### Task details
Find every line of the listing below where "this" appears, and copy it.
^^^^^^^^^^^^^^^^
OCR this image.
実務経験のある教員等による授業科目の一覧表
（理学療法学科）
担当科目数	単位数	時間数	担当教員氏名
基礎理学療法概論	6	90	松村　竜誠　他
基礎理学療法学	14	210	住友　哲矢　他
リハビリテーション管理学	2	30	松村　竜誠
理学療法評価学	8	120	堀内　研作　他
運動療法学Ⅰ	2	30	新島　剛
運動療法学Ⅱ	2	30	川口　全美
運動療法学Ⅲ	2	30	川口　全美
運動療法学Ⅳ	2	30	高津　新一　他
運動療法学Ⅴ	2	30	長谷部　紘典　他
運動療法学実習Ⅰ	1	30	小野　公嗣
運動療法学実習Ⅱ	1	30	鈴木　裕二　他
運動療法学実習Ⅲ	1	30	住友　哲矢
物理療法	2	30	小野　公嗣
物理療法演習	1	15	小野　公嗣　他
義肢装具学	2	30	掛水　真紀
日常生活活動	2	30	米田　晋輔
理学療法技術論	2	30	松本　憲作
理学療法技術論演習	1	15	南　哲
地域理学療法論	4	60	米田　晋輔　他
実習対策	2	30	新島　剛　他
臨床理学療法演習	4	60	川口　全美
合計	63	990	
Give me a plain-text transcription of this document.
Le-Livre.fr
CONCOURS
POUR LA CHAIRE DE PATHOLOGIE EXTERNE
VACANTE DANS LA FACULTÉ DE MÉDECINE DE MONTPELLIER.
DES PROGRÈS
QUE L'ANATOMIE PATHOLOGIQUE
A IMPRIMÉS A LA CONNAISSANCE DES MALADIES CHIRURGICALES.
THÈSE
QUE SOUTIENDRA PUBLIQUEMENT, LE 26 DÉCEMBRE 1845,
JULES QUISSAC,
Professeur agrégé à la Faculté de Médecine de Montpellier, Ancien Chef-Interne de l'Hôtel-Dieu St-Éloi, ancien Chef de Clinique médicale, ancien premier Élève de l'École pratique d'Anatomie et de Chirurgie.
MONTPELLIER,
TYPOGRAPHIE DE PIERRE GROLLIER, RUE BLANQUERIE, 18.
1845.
^^^^^^^^^^^^^^^^
### Correct answer
OCR this image.
Give me a plain-text transcription of this document.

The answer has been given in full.